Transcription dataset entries
'''
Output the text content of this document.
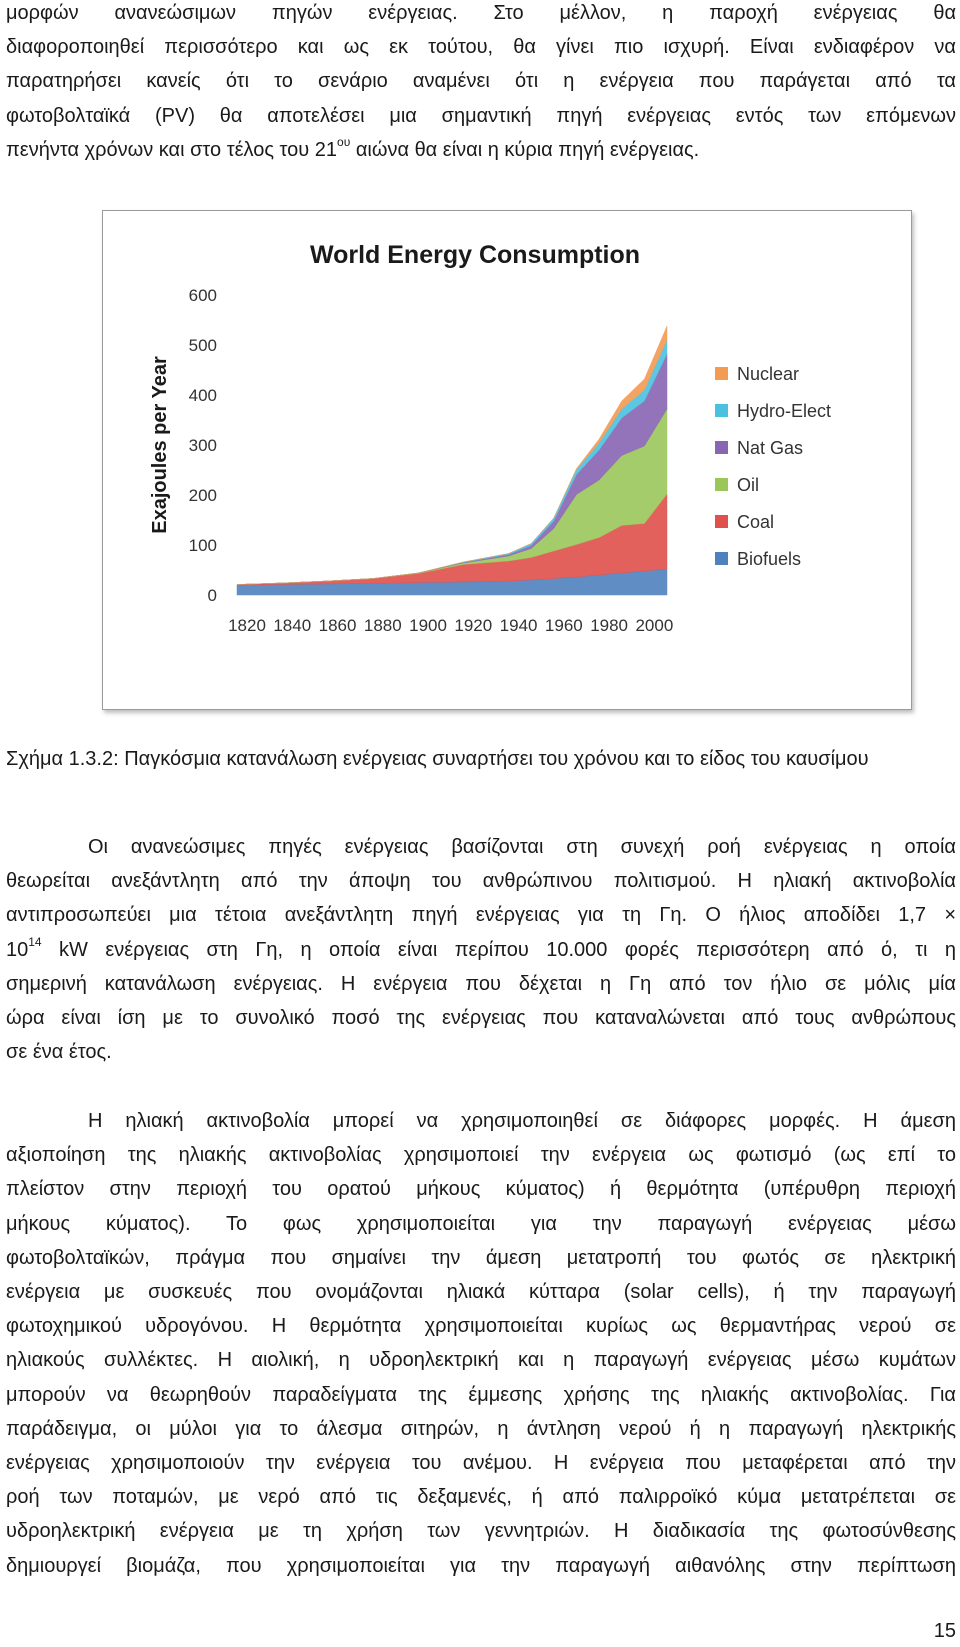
μορφών ανανεώσιμων πηγών ενέργειας. Στο μέλλον, η παροχή ενέργειας θα
διαφοροποιηθεί περισσότερο και ως εκ τούτου, θα γίνει πιο ισχυρή. Είναι ενδιαφέρον να
παρατηρήσει κανείς ότι το σενάριο αναμένει ότι η ενέργεια που παράγεται από τα
φωτοβολταϊκά (PV) θα αποτελέσει μια σημαντική πηγή ενέργειας εντός των επόμενων
πενήντα χρόνων και στο τέλος του $21^{o\upsilon}$ αιώνα θα είναι η κύρια πηγή ενέργειας.
World Energy Consumption
Exajoules per Year
0
100
200
300
400
500
600
1820 1840 1860 1880 1900 1920 1940 1960 1980 2000
Nuclear
Hydro-Elect
Nat Gas
Oil
Coal
Biofuels
Σχήμα 1.3.2: Παγκόσμια κατανάλωση ενέργειας συναρτήσει του χρόνου και το είδος του καυσίμου
Οι ανανεώσιμες πηγές ενέργειας βασίζονται στη συνεχή ροή ενέργειας η οποία
θεωρείται ανεξάντλητη από την άποψη του ανθρώπινου πολιτισμού. Η ηλιακή ακτινοβολία
αντιπροσωπεύει μια τέτοια ανεξάντλητη πηγή ενέργειας για τη Γη. Ο ήλιος αποδίδει 1,7 ×
$10^{14}$ kW ενέργειας στη Γη, η οποία είναι περίπου 10.000 φορές περισσότερη από ό, τι η
σημερινή κατανάλωση ενέργειας. Η ενέργεια που δέχεται η Γη από τον ήλιο σε μόλις μία
ώρα είναι ίση με το συνολικό ποσό της ενέργειας που καταναλώνεται από τους ανθρώπους
σε ένα έτος.
Η ηλιακή ακτινοβολία μπορεί να χρησιμοποιηθεί σε διάφορες μορφές. Η άμεση
αξιοποίηση της ηλιακής ακτινοβολίας χρησιμοποιεί την ενέργεια ως φωτισμό (ως επί το
πλείστον στην περιοχή του ορατού μήκους κύματος) ή θερμότητα (υπέρυθρη περιοχή
μήκους κύματος). Το φως χρησιμοποιείται για την παραγωγή ενέργειας μέσω
φωτοβολταϊκών, πράγμα που σημαίνει την άμεση μετατροπή του φωτός σε ηλεκτρική
ενέργεια με συσκευές που ονομάζονται ηλιακά κύτταρα (solar cells), ή την παραγωγή
φωτοχημικού υδρογόνου. Η θερμότητα χρησιμοποιείται κυρίως ως θερμαντήρας νερού σε
ηλιακούς συλλέκτες. Η αιολική, η υδροηλεκτρική και η παραγωγή ενέργειας μέσω κυμάτων
μπορούν να θεωρηθούν παραδείγματα της έμμεσης χρήσης της ηλιακής ακτινοβολίας. Για
παράδειγμα, οι μύλοι για το άλεσμα σιτηρών, η άντληση νερού ή η παραγωγή ηλεκτρικής
ενέργειας χρησιμοποιούν την ενέργεια του ανέμου. Η ενέργεια που μεταφέρεται από την
ροή των ποταμών, με νερό από τις δεξαμενές, ή από παλιρροϊκό κύμα μετατρέπεται σε
υδροηλεκτρική ενέργεια με τη χρήση των γεννητριών. Η διαδικασία της φωτοσύνθεσης
δημιουργεί βιομάζα, που χρησιμοποιείται για την παραγωγή αιθανόλης στην περίπτωση
15
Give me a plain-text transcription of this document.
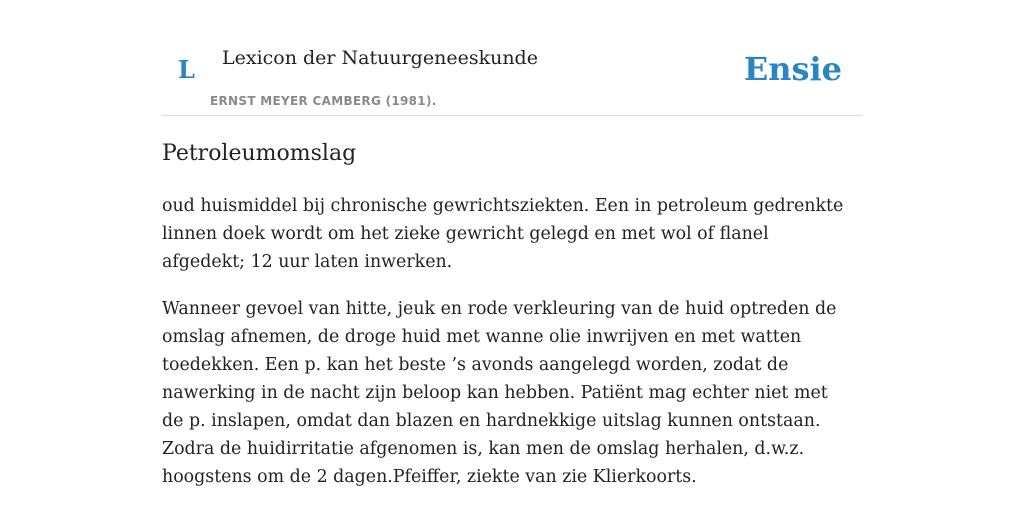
L Lexicon der Natuurgeneeskunde
ERNST MEYER CAMBERG (1981).
Ensie
Petroleumomslag

oud huismiddel bij chronische gewrichtsziekten. Een in petroleum gedrenkte linnen doek wordt om het zieke gewricht gelegd en met wol of flanel afgedekt; 12 uur laten inwerken.

Wanneer gevoel van hitte, jeuk en rode verkleuring van de huid optreden de omslag afnemen, de droge huid met wanne olie inwrijven en met watten toedekken. Een p. kan het beste ’s avonds aangelegd worden, zodat de nawerking in de nacht zijn beloop kan hebben. Patiënt mag echter niet met de p. inslapen, omdat dan blazen en hardnekkige uitslag kunnen ontstaan. Zodra de huidirritatie afgenomen is, kan men de omslag herhalen, d.w.z. hoogstens om de 2 dagen.Pfeiffer, ziekte van zie Klierkoorts.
'''
# Task to carry out
Repeat the records in full, exactly as they appear, without the pictures.

# Expected answer
Output the text content of this document.
μορφών ανανεώσιμων πηγών ενέργειας. Στο μέλλον, η παροχή ενέργειας θα
διαφοροποιηθεί περισσότερο και ως εκ τούτου, θα γίνει πιο ισχυρή. Είναι ενδιαφέρον να
παρατηρήσει κανείς ότι το σενάριο αναμένει ότι η ενέργεια που παράγεται από τα
φωτοβολταϊκά (PV) θα αποτελέσει μια σημαντική πηγή ενέργειας εντός των επόμενων
πενήντα χρόνων και στο τέλος του $21^{o\upsilon}$ αιώνα θα είναι η κύρια πηγή ενέργειας.
World Energy Consumption
Exajoules per Year
0
100
200
300
400
500
600
1820 1840 1860 1880 1900 1920 1940 1960 1980 2000
Nuclear
Hydro-Elect
Nat Gas
Oil
Coal
Biofuels
Σχήμα 1.3.2: Παγκόσμια κατανάλωση ενέργειας συναρτήσει του χρόνου και το είδος του καυσίμου
Οι ανανεώσιμες πηγές ενέργειας βασίζονται στη συνεχή ροή ενέργειας η οποία
θεωρείται ανεξάντλητη από την άποψη του ανθρώπινου πολιτισμού. Η ηλιακή ακτινοβολία
αντιπροσωπεύει μια τέτοια ανεξάντλητη πηγή ενέργειας για τη Γη. Ο ήλιος αποδίδει 1,7 ×
$10^{14}$ kW ενέργειας στη Γη, η οποία είναι περίπου 10.000 φορές περισσότερη από ό, τι η
σημερινή κατανάλωση ενέργειας. Η ενέργεια που δέχεται η Γη από τον ήλιο σε μόλις μία
ώρα είναι ίση με το συνολικό ποσό της ενέργειας που καταναλώνεται από τους ανθρώπους
σε ένα έτος.
Η ηλιακή ακτινοβολία μπορεί να χρησιμοποιηθεί σε διάφορες μορφές. Η άμεση
αξιοποίηση της ηλιακής ακτινοβολίας χρησιμοποιεί την ενέργεια ως φωτισμό (ως επί το
πλείστον στην περιοχή του ορατού μήκους κύματος) ή θερμότητα (υπέρυθρη περιοχή
μήκους κύματος). Το φως χρησιμοποιείται για την παραγωγή ενέργειας μέσω
φωτοβολταϊκών, πράγμα που σημαίνει την άμεση μετατροπή του φωτός σε ηλεκτρική
ενέργεια με συσκευές που ονομάζονται ηλιακά κύτταρα (solar cells), ή την παραγωγή
φωτοχημικού υδρογόνου. Η θερμότητα χρησιμοποιείται κυρίως ως θερμαντήρας νερού σε
ηλιακούς συλλέκτες. Η αιολική, η υδροηλεκτρική και η παραγωγή ενέργειας μέσω κυμάτων
μπορούν να θεωρηθούν παραδείγματα της έμμεσης χρήσης της ηλιακής ακτινοβολίας. Για
παράδειγμα, οι μύλοι για το άλεσμα σιτηρών, η άντληση νερού ή η παραγωγή ηλεκτρικής
ενέργειας χρησιμοποιούν την ενέργεια του ανέμου. Η ενέργεια που μεταφέρεται από την
ροή των ποταμών, με νερό από τις δεξαμενές, ή από παλιρροϊκό κύμα μετατρέπεται σε
υδροηλεκτρική ενέργεια με τη χρήση των γεννητριών. Η διαδικασία της φωτοσύνθεσης
δημιουργεί βιομάζα, που χρησιμοποιείται για την παραγωγή αιθανόλης στην περίπτωση
15
Give me a plain-text transcription of this document.
L Lexicon der Natuurgeneeskunde
ERNST MEYER CAMBERG (1981).
Ensie
Petroleumomslag

oud huismiddel bij chronische gewrichtsziekten. Een in petroleum gedrenkte linnen doek wordt om het zieke gewricht gelegd en met wol of flanel afgedekt; 12 uur laten inwerken.

Wanneer gevoel van hitte, jeuk en rode verkleuring van de huid optreden de omslag afnemen, de droge huid met wanne olie inwrijven en met watten toedekken. Een p. kan het beste ’s avonds aangelegd worden, zodat de nawerking in de nacht zijn beloop kan hebben. Patiënt mag echter niet met de p. inslapen, omdat dan blazen en hardnekkige uitslag kunnen ontstaan. Zodra de huidirritatie afgenomen is, kan men de omslag herhalen, d.w.z. hoogstens om de 2 dagen.Pfeiffer, ziekte van zie Klierkoorts.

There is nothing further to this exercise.